### [Dataset content]
════════════════════
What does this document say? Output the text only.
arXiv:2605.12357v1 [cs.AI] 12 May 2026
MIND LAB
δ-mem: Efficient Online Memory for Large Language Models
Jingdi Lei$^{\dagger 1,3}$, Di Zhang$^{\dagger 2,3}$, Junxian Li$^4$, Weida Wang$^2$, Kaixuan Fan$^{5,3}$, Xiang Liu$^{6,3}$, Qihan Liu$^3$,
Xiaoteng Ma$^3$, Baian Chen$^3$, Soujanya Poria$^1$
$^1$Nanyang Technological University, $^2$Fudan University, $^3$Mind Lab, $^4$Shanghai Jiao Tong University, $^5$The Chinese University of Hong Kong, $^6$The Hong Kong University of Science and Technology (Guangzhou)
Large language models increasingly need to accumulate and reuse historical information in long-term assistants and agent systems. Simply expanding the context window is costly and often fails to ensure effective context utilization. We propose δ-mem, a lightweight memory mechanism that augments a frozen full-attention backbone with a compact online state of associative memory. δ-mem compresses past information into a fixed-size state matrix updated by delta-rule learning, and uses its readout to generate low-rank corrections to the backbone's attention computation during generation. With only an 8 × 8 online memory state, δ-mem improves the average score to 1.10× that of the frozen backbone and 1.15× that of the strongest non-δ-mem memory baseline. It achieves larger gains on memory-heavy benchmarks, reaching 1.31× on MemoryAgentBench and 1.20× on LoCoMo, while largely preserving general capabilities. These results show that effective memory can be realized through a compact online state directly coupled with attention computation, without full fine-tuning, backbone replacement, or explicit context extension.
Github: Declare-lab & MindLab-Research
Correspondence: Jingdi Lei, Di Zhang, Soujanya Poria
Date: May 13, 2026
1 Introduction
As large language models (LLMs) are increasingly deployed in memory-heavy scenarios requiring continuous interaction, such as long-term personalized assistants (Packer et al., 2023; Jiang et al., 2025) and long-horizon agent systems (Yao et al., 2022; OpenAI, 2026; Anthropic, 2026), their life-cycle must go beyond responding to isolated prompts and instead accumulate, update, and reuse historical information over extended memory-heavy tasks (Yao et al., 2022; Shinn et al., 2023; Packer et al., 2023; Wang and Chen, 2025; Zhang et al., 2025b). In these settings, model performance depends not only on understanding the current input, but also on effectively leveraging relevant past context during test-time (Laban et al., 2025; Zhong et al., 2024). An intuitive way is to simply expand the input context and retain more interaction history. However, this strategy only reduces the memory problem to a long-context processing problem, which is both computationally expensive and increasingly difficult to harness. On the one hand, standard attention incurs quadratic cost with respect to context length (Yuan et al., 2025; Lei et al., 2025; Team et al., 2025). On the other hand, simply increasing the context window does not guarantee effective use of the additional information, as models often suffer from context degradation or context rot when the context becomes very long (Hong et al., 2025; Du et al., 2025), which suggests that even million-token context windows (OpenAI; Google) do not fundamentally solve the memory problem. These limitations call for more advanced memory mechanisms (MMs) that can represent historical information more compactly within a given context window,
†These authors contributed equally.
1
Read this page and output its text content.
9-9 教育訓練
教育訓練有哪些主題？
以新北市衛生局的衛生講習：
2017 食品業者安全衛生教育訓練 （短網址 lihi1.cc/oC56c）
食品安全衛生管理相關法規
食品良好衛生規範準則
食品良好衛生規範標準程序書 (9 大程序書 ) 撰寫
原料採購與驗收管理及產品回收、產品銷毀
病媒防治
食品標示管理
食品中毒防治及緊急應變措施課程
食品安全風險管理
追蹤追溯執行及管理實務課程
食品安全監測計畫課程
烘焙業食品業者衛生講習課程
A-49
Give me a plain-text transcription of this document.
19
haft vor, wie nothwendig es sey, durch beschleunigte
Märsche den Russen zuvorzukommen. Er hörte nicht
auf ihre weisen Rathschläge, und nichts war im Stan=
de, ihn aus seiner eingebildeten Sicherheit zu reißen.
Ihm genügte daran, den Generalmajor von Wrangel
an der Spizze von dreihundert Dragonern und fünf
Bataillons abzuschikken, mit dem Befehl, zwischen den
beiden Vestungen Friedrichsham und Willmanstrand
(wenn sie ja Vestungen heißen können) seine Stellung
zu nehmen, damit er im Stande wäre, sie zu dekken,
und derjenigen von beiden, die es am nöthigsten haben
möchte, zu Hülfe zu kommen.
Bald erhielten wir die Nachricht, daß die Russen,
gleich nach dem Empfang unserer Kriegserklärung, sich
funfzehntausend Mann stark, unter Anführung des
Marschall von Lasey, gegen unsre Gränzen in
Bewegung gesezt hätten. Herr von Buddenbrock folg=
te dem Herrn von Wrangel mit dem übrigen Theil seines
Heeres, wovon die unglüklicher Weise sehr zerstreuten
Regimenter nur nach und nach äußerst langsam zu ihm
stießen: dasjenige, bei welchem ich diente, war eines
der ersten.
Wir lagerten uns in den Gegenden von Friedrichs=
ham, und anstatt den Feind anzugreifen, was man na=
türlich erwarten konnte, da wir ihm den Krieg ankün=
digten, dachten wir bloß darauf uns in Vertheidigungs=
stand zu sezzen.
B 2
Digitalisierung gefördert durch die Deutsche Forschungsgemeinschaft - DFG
════════════════════
### [Set problem]
Extract all of the material exactly as it is written.

### [Worked answer]
What does this document say? Output the text only.
arXiv:2605.12357v1 [cs.AI] 12 May 2026
MIND LAB
δ-mem: Efficient Online Memory for Large Language Models
Jingdi Lei$^{\dagger 1,3}$, Di Zhang$^{\dagger 2,3}$, Junxian Li$^4$, Weida Wang$^2$, Kaixuan Fan$^{5,3}$, Xiang Liu$^{6,3}$, Qihan Liu$^3$,
Xiaoteng Ma$^3$, Baian Chen$^3$, Soujanya Poria$^1$
$^1$Nanyang Technological University, $^2$Fudan University, $^3$Mind Lab, $^4$Shanghai Jiao Tong University, $^5$The Chinese University of Hong Kong, $^6$The Hong Kong University of Science and Technology (Guangzhou)
Large language models increasingly need to accumulate and reuse historical information in long-term assistants and agent systems. Simply expanding the context window is costly and often fails to ensure effective context utilization. We propose δ-mem, a lightweight memory mechanism that augments a frozen full-attention backbone with a compact online state of associative memory. δ-mem compresses past information into a fixed-size state matrix updated by delta-rule learning, and uses its readout to generate low-rank corrections to the backbone's attention computation during generation. With only an 8 × 8 online memory state, δ-mem improves the average score to 1.10× that of the frozen backbone and 1.15× that of the strongest non-δ-mem memory baseline. It achieves larger gains on memory-heavy benchmarks, reaching 1.31× on MemoryAgentBench and 1.20× on LoCoMo, while largely preserving general capabilities. These results show that effective memory can be realized through a compact online state directly coupled with attention computation, without full fine-tuning, backbone replacement, or explicit context extension.
Github: Declare-lab & MindLab-Research
Correspondence: Jingdi Lei, Di Zhang, Soujanya Poria
Date: May 13, 2026
1 Introduction
As large language models (LLMs) are increasingly deployed in memory-heavy scenarios requiring continuous interaction, such as long-term personalized assistants (Packer et al., 2023; Jiang et al., 2025) and long-horizon agent systems (Yao et al., 2022; OpenAI, 2026; Anthropic, 2026), their life-cycle must go beyond responding to isolated prompts and instead accumulate, update, and reuse historical information over extended memory-heavy tasks (Yao et al., 2022; Shinn et al., 2023; Packer et al., 2023; Wang and Chen, 2025; Zhang et al., 2025b). In these settings, model performance depends not only on understanding the current input, but also on effectively leveraging relevant past context during test-time (Laban et al., 2025; Zhong et al., 2024). An intuitive way is to simply expand the input context and retain more interaction history. However, this strategy only reduces the memory problem to a long-context processing problem, which is both computationally expensive and increasingly difficult to harness. On the one hand, standard attention incurs quadratic cost with respect to context length (Yuan et al., 2025; Lei et al., 2025; Team et al., 2025). On the other hand, simply increasing the context window does not guarantee effective use of the additional information, as models often suffer from context degradation or context rot when the context becomes very long (Hong et al., 2025; Du et al., 2025), which suggests that even million-token context windows (OpenAI; Google) do not fundamentally solve the memory problem. These limitations call for more advanced memory mechanisms (MMs) that can represent historical information more compactly within a given context window,
†These authors contributed equally.
1
Read this page and output its text content.
9-9 教育訓練
教育訓練有哪些主題？
以新北市衛生局的衛生講習：
2017 食品業者安全衛生教育訓練 （短網址 lihi1.cc/oC56c）
食品安全衛生管理相關法規
食品良好衛生規範準則
食品良好衛生規範標準程序書 (9 大程序書 ) 撰寫
原料採購與驗收管理及產品回收、產品銷毀
病媒防治
食品標示管理
食品中毒防治及緊急應變措施課程
食品安全風險管理
追蹤追溯執行及管理實務課程
食品安全監測計畫課程
烘焙業食品業者衛生講習課程
A-49
Give me a plain-text transcription of this document.
19
haft vor, wie nothwendig es sey, durch beschleunigte
Märsche den Russen zuvorzukommen. Er hörte nicht
auf ihre weisen Rathschläge, und nichts war im Stan=
de, ihn aus seiner eingebildeten Sicherheit zu reißen.
Ihm genügte daran, den Generalmajor von Wrangel
an der Spizze von dreihundert Dragonern und fünf
Bataillons abzuschikken, mit dem Befehl, zwischen den
beiden Vestungen Friedrichsham und Willmanstrand
(wenn sie ja Vestungen heißen können) seine Stellung
zu nehmen, damit er im Stande wäre, sie zu dekken,
und derjenigen von beiden, die es am nöthigsten haben
möchte, zu Hülfe zu kommen.
Bald erhielten wir die Nachricht, daß die Russen,
gleich nach dem Empfang unserer Kriegserklärung, sich
funfzehntausend Mann stark, unter Anführung des
Marschall von Lasey, gegen unsre Gränzen in
Bewegung gesezt hätten. Herr von Buddenbrock folg=
te dem Herrn von Wrangel mit dem übrigen Theil seines
Heeres, wovon die unglüklicher Weise sehr zerstreuten
Regimenter nur nach und nach äußerst langsam zu ihm
stießen: dasjenige, bei welchem ich diente, war eines
der ersten.
Wir lagerten uns in den Gegenden von Friedrichs=
ham, und anstatt den Feind anzugreifen, was man na=
türlich erwarten konnte, da wir ihm den Krieg ankün=
digten, dachten wir bloß darauf uns in Vertheidigungs=
stand zu sezzen.
B 2
Digitalisierung gefördert durch die Deutsche Forschungsgemeinschaft - DFG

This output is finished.